Goal of the exercise
Check each line of the listing for the word "пункте" and report how many lines contain it, giving nothing but the number.

Data for the task
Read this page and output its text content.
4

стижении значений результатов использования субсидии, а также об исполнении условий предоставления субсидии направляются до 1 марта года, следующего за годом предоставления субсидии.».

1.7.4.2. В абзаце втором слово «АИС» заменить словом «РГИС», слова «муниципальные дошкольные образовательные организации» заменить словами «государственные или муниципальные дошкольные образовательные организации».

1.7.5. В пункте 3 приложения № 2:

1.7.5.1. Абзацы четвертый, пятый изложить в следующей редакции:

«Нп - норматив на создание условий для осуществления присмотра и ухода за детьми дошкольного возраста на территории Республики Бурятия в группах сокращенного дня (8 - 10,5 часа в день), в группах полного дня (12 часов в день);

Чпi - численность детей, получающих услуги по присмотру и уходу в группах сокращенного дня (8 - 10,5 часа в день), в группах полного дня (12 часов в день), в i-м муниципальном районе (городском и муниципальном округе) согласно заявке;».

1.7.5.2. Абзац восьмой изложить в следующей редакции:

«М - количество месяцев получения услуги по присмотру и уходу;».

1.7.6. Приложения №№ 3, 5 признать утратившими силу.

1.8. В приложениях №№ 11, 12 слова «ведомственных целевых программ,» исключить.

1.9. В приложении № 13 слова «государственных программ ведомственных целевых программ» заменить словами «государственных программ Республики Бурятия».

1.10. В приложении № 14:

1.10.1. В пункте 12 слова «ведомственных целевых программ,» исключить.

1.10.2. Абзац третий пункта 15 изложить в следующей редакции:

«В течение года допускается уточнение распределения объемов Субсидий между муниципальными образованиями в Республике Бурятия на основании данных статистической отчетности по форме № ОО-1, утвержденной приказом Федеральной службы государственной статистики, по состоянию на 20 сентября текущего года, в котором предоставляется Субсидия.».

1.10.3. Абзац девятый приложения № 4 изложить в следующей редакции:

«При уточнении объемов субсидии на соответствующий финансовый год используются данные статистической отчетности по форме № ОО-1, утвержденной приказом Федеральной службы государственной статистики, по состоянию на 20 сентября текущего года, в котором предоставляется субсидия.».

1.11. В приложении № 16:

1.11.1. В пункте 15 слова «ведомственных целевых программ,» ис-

Response to the exercise
3